## EXERCISE DATA

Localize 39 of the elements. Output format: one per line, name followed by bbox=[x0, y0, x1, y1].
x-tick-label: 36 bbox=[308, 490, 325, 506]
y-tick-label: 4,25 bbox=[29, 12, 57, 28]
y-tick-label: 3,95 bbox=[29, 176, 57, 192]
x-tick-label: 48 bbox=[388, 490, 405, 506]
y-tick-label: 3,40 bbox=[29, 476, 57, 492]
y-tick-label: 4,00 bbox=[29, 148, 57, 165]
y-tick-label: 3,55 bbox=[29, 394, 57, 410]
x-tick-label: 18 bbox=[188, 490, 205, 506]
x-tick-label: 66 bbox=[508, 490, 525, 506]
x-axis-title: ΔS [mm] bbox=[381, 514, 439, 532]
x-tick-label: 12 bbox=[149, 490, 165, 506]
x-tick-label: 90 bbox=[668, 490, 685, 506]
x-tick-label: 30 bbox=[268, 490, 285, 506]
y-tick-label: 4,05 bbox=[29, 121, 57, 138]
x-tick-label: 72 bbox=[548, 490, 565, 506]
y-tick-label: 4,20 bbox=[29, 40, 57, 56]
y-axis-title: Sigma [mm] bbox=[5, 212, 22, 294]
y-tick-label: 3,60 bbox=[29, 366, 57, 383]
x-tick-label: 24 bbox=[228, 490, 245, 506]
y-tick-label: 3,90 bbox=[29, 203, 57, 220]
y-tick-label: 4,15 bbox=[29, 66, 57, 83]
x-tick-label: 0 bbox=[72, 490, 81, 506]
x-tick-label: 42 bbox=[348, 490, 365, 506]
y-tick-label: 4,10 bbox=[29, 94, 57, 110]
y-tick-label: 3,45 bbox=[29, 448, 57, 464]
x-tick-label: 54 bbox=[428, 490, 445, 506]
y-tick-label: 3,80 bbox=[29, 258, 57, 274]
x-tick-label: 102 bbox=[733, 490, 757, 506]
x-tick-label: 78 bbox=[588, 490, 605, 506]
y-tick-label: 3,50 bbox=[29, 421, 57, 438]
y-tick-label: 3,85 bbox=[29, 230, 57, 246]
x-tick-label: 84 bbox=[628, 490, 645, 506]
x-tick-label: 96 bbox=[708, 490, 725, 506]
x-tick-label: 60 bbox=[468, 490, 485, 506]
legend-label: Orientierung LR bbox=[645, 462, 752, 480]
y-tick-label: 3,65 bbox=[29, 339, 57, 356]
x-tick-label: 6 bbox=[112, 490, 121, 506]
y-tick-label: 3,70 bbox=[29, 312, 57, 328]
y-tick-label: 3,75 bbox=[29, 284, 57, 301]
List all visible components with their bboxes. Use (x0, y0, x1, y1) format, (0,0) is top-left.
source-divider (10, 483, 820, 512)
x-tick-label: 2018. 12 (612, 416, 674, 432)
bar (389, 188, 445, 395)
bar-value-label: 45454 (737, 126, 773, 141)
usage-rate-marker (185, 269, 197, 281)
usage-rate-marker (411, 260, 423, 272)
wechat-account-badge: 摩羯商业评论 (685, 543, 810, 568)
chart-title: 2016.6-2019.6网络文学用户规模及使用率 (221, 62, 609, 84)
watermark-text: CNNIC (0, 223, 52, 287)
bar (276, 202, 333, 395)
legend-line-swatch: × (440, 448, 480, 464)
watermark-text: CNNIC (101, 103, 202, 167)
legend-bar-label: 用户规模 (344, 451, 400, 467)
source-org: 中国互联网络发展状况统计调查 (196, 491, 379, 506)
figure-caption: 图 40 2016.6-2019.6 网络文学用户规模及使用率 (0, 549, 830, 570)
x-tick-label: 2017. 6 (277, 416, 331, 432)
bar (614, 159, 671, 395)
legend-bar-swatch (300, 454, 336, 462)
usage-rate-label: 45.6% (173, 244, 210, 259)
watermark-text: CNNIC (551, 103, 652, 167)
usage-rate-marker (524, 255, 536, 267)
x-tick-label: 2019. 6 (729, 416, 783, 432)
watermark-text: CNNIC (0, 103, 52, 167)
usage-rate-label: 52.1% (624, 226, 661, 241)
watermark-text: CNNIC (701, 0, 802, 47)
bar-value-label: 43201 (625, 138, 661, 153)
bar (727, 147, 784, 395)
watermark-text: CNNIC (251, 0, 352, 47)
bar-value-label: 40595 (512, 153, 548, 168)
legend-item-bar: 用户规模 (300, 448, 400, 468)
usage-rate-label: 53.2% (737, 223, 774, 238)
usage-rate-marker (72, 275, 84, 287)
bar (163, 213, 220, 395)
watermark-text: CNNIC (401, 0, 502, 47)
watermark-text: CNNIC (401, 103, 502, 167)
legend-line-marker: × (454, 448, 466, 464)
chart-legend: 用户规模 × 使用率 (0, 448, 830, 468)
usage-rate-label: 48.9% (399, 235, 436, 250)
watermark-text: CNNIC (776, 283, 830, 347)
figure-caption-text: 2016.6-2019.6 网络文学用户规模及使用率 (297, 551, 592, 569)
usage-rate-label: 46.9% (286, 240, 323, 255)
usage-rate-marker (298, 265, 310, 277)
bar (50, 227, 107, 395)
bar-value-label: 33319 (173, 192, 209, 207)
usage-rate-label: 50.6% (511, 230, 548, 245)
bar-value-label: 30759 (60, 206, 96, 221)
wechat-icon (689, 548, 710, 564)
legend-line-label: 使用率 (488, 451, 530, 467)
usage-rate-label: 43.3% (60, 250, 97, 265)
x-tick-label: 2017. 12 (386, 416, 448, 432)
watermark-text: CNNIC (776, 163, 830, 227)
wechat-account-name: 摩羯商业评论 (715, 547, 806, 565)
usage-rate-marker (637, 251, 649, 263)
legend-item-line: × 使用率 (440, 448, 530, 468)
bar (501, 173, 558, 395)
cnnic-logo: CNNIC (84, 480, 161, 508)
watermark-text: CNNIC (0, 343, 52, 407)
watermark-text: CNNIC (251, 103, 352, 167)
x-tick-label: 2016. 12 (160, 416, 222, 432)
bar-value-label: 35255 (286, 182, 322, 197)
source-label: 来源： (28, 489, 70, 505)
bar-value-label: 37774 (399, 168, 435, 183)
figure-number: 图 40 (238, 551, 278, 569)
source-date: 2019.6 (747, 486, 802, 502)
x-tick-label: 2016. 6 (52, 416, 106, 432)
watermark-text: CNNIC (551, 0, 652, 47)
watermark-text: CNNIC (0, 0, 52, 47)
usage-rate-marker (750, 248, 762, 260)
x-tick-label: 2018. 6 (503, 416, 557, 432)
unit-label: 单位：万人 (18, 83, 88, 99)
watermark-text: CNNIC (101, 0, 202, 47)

## EXERCISE BRIEF
Reproduce the lines starting at the beginning of the records and ending at the line containing "x-axis-title: ΔS [mm]", including both of these lines.

## TASK ANSWER
Localize 39 of the elements. Output format: one per line, name followed by bbox=[x0, y0, x1, y1].
x-tick-label: 36 bbox=[308, 490, 325, 506]
y-tick-label: 4,25 bbox=[29, 12, 57, 28]
y-tick-label: 3,95 bbox=[29, 176, 57, 192]
x-tick-label: 48 bbox=[388, 490, 405, 506]
y-tick-label: 3,40 bbox=[29, 476, 57, 492]
y-tick-label: 4,00 bbox=[29, 148, 57, 165]
y-tick-label: 3,55 bbox=[29, 394, 57, 410]
x-tick-label: 18 bbox=[188, 490, 205, 506]
x-tick-label: 66 bbox=[508, 490, 525, 506]
x-axis-title: ΔS [mm] bbox=[381, 514, 439, 532]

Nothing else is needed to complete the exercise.